◆ What you will do ◆
Using the listing below, copy every line that mentions "Коммунально".

◆ Raw records ◆
▬▬▬

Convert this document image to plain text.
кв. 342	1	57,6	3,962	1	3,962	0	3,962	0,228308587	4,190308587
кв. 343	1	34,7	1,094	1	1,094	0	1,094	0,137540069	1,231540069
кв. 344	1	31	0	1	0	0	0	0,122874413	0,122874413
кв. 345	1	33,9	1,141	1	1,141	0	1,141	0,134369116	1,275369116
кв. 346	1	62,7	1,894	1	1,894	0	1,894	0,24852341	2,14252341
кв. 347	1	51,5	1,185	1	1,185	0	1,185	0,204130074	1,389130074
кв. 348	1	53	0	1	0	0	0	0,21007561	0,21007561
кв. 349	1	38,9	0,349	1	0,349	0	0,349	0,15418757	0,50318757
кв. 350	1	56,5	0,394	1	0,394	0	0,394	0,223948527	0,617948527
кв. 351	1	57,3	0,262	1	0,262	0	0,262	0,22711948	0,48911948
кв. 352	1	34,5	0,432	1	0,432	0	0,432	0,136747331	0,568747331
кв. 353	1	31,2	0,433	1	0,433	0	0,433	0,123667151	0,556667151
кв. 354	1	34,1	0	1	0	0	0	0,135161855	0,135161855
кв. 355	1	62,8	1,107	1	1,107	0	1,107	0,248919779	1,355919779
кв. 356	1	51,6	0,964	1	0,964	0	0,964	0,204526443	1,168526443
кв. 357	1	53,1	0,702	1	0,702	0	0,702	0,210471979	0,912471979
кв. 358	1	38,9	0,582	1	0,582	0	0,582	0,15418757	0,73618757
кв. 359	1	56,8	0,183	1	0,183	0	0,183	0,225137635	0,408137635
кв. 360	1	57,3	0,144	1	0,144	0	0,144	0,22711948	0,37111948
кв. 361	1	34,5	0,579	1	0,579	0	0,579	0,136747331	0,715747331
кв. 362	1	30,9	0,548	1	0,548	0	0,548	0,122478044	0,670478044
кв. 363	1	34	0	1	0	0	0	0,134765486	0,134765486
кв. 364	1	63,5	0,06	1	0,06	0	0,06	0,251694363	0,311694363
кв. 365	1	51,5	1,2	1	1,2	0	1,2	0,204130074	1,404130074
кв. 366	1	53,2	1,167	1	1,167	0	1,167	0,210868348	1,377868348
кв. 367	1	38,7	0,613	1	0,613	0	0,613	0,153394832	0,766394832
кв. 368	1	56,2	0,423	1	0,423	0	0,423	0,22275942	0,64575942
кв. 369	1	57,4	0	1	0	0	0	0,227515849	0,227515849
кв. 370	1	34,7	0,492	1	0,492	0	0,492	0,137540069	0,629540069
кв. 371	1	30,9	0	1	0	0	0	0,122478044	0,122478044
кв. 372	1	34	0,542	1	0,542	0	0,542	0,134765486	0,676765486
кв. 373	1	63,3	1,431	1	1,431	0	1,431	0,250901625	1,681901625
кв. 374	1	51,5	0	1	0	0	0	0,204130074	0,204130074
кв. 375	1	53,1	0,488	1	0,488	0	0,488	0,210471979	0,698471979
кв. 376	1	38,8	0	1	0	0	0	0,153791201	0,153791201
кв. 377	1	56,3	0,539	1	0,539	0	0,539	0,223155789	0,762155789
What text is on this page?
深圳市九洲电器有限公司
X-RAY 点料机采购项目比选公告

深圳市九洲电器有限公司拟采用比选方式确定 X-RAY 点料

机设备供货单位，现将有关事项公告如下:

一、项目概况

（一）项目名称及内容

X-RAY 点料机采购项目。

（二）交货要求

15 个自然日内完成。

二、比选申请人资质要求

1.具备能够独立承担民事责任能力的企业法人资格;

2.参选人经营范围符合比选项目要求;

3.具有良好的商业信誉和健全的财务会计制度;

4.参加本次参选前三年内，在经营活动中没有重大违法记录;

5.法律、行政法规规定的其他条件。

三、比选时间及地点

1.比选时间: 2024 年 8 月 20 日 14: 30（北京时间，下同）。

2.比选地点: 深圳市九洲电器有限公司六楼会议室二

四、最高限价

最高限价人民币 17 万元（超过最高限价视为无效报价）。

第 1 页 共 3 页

▬▬▬

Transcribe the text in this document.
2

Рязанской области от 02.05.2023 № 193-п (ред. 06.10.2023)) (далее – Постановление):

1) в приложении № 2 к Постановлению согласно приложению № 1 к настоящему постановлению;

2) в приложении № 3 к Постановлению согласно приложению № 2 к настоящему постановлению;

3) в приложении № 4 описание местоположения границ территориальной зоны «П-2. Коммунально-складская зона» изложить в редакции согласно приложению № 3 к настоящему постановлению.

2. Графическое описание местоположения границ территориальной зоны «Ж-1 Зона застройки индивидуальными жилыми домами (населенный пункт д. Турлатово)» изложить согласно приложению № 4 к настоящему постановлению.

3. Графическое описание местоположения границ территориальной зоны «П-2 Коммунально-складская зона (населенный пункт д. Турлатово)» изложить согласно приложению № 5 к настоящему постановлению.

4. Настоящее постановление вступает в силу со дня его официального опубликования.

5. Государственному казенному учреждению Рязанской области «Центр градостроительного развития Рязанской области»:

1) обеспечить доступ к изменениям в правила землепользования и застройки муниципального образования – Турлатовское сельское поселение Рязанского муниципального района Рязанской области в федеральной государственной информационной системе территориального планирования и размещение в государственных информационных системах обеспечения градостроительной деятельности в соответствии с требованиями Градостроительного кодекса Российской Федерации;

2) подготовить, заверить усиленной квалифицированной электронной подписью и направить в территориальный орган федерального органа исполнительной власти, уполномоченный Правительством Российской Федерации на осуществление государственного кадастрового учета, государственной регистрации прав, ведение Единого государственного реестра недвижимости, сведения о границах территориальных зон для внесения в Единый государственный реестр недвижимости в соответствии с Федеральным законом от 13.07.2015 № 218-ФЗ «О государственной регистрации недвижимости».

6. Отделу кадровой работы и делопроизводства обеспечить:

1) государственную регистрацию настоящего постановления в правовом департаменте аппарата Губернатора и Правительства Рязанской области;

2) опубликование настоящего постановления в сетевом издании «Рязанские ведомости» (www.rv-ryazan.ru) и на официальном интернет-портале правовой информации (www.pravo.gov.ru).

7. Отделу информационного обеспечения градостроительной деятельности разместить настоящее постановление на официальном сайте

▬▬▬

◆ Reply ◆
3) в приложении № 4 описание местоположения границ территориальной зоны «П-2. Коммунально-складская зона» изложить в редакции согласно приложению № 3 к настоящему постановлению.
3. Графическое описание местоположения границ территориальной зоны «П-2 Коммунально-складская зона (населенный пункт д. Турлатово)» изложить согласно приложению № 5 к настоящему постановлению.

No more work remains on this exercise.